*** RECORD SET

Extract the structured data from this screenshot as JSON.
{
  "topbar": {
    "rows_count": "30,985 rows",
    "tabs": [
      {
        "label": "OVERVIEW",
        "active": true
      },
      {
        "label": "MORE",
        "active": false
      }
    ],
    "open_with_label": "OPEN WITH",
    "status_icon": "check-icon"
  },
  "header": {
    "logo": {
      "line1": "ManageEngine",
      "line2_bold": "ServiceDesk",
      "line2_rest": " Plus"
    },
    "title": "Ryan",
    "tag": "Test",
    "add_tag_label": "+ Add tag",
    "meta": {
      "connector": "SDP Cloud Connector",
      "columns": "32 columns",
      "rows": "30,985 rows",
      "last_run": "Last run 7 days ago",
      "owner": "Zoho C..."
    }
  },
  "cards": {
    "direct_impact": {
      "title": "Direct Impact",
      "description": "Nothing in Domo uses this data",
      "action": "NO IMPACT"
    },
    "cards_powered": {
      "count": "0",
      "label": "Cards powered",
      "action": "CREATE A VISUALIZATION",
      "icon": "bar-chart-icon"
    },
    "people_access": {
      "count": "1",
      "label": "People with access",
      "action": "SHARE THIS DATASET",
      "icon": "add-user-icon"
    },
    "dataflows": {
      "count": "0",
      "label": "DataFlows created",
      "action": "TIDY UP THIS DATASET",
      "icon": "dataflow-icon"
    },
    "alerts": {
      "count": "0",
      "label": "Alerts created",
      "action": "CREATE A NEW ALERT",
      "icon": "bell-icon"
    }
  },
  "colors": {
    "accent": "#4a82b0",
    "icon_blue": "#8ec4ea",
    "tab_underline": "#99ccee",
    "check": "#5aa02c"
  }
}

******

_CHALLENGE_. Make a list of all lines in the data that contain "created".

_SOLVED EXERCISE_.
      "label": "DataFlows created",
      "label": "Alerts created",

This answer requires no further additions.